[Extracted data entries]
++++++++++

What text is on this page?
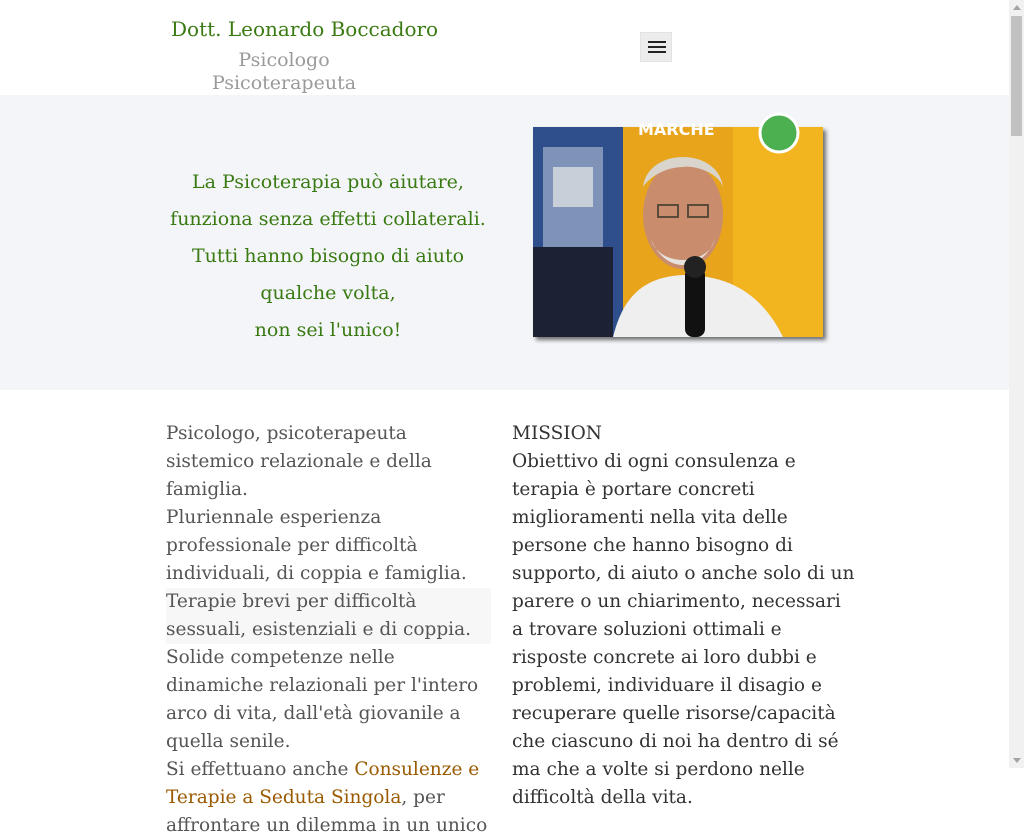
Dott. Leonardo Boccadoro
Psicologo Psicoterapeuta
La Psicoterapia può aiutare,
funziona senza effetti collaterali.
Tutti hanno bisogno di aiuto qualche volta,
non sei l'unico!
MARCHE

Psicologo, psicoterapeuta sistemico relazionale e della famiglia.

Pluriennale esperienza professionale per difficoltà individuali, di coppia e famiglia.

Terapie brevi per difficoltà sessuali, esistenziali e di coppia.

Solide competenze nelle dinamiche relazionali per l'intero arco di vita, dall'età giovanile a quella senile.

Si effettuano anche Consulenze e Terapie a Seduta Singola, per affrontare un dilemma in un unico

MISSION

Obiettivo di ogni consulenza e terapia è portare concreti miglioramenti nella vita delle persone che hanno bisogno di supporto, di aiuto o anche solo di un parere o un chiarimento, necessari a trovare soluzioni ottimali e risposte concrete ai loro dubbi e problemi, individuare il disagio e recuperare quelle risorse/capacità che ciascuno di noi ha dentro di sé ma che a volte si perdono nelle difficoltà della vita.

++++++++++

### Prompt
Copy the entries exactly. Leave out the images.

### Answer in full
What text is on this page?
Dott. Leonardo Boccadoro
Psicologo Psicoterapeuta
La Psicoterapia può aiutare,
funziona senza effetti collaterali.
Tutti hanno bisogno di aiuto qualche volta,
non sei l'unico!
MARCHE

Psicologo, psicoterapeuta sistemico relazionale e della famiglia.

Pluriennale esperienza professionale per difficoltà individuali, di coppia e famiglia.

Terapie brevi per difficoltà sessuali, esistenziali e di coppia.

Solide competenze nelle dinamiche relazionali per l'intero arco di vita, dall'età giovanile a quella senile.

Si effettuano anche Consulenze e Terapie a Seduta Singola, per affrontare un dilemma in un unico

MISSION

Obiettivo di ogni consulenza e terapia è portare concreti miglioramenti nella vita delle persone che hanno bisogno di supporto, di aiuto o anche solo di un parere o un chiarimento, necessari a trovare soluzioni ottimali e risposte concrete ai loro dubbi e problemi, individuare il disagio e recuperare quelle risorse/capacità che ciascuno di noi ha dentro di sé ma che a volte si perdono nelle difficoltà della vita.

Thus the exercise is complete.